## Tasks to carry out
1/ According to the stock-based compensation note, how many new shares of common stock does the 2011 Plan reserve for issuance?
2/ Rewrite the stock-based compensation note starting with "Restricted stock awards are" and going on through "requisite service period.", substituting "graded-vesting" for "straight-line".
3/ Carry on the stock-based compensation note past its final sentence.

## Excerpted text
[Begin]

Notes to Condensed Financial Statements—(Continued)


9.
Stock-Based Compensation
The Company has stock plans under which directors, officers, key employees, and consultants of the Company may be granted restricted stock awards, stock options and other equity-based instruments as a means of promoting the Company’s long-term growth and profitability. The plans are intended to encourage participants to contribute to and participate in the success of the Company.
The Company's board of directors adopted, and the Company's stockholders approved, the Amended and Restated 2005 Incentive Stock Plan, or the 2005 Stock Plan, effective January 1, 2008. The total number of shares of common stock authorized for issuance pursuant to awards granted under the 2005 Stock Plan was 2,500,000 shares. The 2005 Stock Plan provided for the granting of non-qualified stock options, stock appreciation rights, restricted stock, performance shares, phantom stock, restricted stock units and other awards that are valued in whole or in part by reference to the Company's stock.
On May 9, 2011, the Company's board of directors adopted, and the Company's stockholders approved, the 2011 Equity Incentive Award Plan, or 2011 Plan. Under the 2011 Plan, 3,000,000 new shares of common stock are reserved for issuance pursuant to a variety of stock-based compensation awards, including stock options, stock appreciation rights or SARs, restricted stock awards, restricted stock unit awards, deferred stock awards, dividend equivalent awards, stock payment awards and performance share awards and other stock-based awards, plus the number of shares remaining available for future awards under our 2005 Stock Plan. The number of shares reserved for issuance or transfer pursuant to awards under the 2011 Plan will be increased by the number of shares represented by awards outstanding under the 2005 Stock Plan that are forfeited or lapse unexercised and which, following the effective date of the 2011 Plan, are not issued under the 2005 Stock Plan. No further awards will be granted under the 2005 Stock Plan, and all outstanding awards will continue to be governed by their existing terms. As of September 30, 2012 and December 31, 2011, 2,704,672 and 3,336,614 shares of the Company’s common stock, respectively, remained available for future issuance under the 2011 Plan.
Restricted stock awards are valued at the fair value of the shares on the date of grant if vesting is based on a service or a performance condition. Shares granted to employees vest 25% per year on each anniversary of issuance. Compensation expense is recognized on a straight-line basis over the requisite service period.

[End]

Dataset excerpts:
[Begin]

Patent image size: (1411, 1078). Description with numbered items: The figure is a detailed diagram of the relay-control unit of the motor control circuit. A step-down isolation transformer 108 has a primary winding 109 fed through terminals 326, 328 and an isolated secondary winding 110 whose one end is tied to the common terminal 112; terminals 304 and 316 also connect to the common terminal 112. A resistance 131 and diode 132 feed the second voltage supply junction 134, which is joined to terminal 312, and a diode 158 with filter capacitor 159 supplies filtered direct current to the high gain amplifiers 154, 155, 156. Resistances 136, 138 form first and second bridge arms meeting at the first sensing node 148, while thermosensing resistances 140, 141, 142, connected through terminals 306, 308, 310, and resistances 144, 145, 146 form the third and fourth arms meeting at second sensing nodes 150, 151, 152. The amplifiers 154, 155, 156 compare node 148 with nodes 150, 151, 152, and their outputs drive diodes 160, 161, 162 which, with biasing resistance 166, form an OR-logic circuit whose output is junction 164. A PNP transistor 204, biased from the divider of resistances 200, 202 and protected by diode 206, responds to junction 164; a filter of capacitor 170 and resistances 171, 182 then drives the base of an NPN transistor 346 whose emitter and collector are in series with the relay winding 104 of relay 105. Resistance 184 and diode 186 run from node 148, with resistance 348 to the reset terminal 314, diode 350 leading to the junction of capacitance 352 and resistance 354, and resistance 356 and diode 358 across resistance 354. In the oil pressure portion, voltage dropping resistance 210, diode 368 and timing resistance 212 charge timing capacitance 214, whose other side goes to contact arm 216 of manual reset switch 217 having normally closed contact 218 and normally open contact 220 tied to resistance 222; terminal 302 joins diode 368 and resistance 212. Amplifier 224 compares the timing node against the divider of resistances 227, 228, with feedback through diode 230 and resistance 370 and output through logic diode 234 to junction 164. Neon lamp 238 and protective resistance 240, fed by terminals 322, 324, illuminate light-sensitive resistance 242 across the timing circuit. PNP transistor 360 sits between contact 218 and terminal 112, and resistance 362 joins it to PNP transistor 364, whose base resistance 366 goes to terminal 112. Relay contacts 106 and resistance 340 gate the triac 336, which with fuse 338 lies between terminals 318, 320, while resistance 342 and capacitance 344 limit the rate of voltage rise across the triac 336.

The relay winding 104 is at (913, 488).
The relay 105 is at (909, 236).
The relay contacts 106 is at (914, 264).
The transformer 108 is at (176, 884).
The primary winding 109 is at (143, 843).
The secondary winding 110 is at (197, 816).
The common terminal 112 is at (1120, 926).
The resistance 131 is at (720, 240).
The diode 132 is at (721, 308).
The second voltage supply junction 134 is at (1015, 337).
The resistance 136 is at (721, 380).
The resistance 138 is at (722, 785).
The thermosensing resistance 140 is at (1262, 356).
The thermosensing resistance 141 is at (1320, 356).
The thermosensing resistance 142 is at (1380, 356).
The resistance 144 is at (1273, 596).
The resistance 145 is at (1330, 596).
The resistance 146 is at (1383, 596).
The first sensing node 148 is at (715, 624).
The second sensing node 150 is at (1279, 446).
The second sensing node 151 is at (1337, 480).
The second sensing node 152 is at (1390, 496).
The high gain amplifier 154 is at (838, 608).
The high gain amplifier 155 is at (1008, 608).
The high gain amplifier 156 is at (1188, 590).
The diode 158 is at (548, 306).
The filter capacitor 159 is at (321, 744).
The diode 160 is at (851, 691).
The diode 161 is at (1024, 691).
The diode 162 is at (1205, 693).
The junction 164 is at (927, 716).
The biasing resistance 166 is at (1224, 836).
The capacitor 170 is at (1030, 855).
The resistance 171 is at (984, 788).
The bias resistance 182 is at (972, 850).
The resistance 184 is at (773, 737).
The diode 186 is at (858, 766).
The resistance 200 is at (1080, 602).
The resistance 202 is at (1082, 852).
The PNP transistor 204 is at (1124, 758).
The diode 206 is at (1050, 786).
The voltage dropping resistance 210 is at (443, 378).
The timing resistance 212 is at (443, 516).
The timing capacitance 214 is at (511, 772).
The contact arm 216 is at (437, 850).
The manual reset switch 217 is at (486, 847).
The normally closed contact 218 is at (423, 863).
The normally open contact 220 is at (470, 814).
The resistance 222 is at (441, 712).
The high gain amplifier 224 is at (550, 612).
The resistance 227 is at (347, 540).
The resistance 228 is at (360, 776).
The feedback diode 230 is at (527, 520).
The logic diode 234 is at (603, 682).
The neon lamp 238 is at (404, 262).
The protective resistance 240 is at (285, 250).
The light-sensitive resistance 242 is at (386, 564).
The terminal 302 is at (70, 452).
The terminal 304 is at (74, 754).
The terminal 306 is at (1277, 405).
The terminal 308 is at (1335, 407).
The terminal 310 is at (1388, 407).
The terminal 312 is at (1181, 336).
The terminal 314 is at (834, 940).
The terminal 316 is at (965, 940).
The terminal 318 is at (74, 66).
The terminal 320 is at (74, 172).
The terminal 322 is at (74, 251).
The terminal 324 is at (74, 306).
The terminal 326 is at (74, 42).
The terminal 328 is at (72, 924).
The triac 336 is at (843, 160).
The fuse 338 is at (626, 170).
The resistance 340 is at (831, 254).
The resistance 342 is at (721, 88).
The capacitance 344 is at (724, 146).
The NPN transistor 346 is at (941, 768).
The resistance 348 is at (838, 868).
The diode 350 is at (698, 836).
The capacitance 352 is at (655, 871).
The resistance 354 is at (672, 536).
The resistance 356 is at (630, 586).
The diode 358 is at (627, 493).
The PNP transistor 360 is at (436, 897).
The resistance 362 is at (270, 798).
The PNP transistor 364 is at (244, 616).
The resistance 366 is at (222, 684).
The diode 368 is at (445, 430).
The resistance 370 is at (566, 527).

[End]

## Task-by-task outputs
1/ 3,000,000 shares

2/
Restricted stock awards are valued at the fair value of the shares on the date of grant if vesting is based on a service or a performance condition. Shares granted to employees vest 25% per year on each anniversary of issuance. Compensation expense is recognized on a graded-vesting basis over the requisite service period.

3/
Restricted stock unit awards are valued at the fair value of the shares on the date of grant if vesting is based on a service or a performance condition. Restricted stock units granted to employees vest 25% per year on each anniversary of issuance. Each restricted stock unit represents the right to receive one share of common stock upon vesting of such restricted stock unit. Compensation expense is recognized on a straight-line basis over the requisite service period.
Stock option awards are granted with an exercise price equal to the fair market value of the Company’s common stock at the date of grant, vest over four years of continuous service, and have 10-year contractual terms. The fair value of each stock option award is estimated on the date of grant using the Black Scholes model. For options granted during the nine months ended September 30, 2011, the Company’s weighted average assumptions for expected volatility, dividends, term, and risk-free interest rate were 46.2 percent, 0 percent, 6.25 years and 2.0 percent, respectively. Expected volatilities are based on the historical volatility of a group of peer entities within the same industry. The expected term of options is based upon the simplified method, which represents the average of the vesting term and the contractual term. The risk-free interest rate is based on U.S. Treasury yields for securities with terms approximating the expected term of the option. The above assumptions were used to determine the weighted-average fair value of $5.72 for stock options granted during the first nine months of 2011. There were no options granted during the nine months ended September 30, 2012.
Share-based compensation cost is included within salaries, wages and benefits in operating expenses in the accompanying statements of operations and amounted to $3.0 million and $0.4 million for the nine months ended September 30, 2012 and 2011, respectively. During the nine months ended September 30, 2012 and 2011, there was no tax benefit recognized in income related to equity awards.

11

Notes to Condensed Financial Statements—(Continued)

A summary of share option activity under the 2011 Plan as of September 30, 2012 and changes during the nine months ended September 30, 2012 are presented below:
 
Number
of Shares
 
Weighted-
Average
Exercise
Price ($)
 
Average
Remaining
Contractual
Term
(Years)
 
Aggregate
Intrinsic
Value
($000)
Outstanding at December 31, 2011
312,000

 
9.33

 
8.9

 
1,946

Granted

 

 
 
 
 
Exercised
(50,225
)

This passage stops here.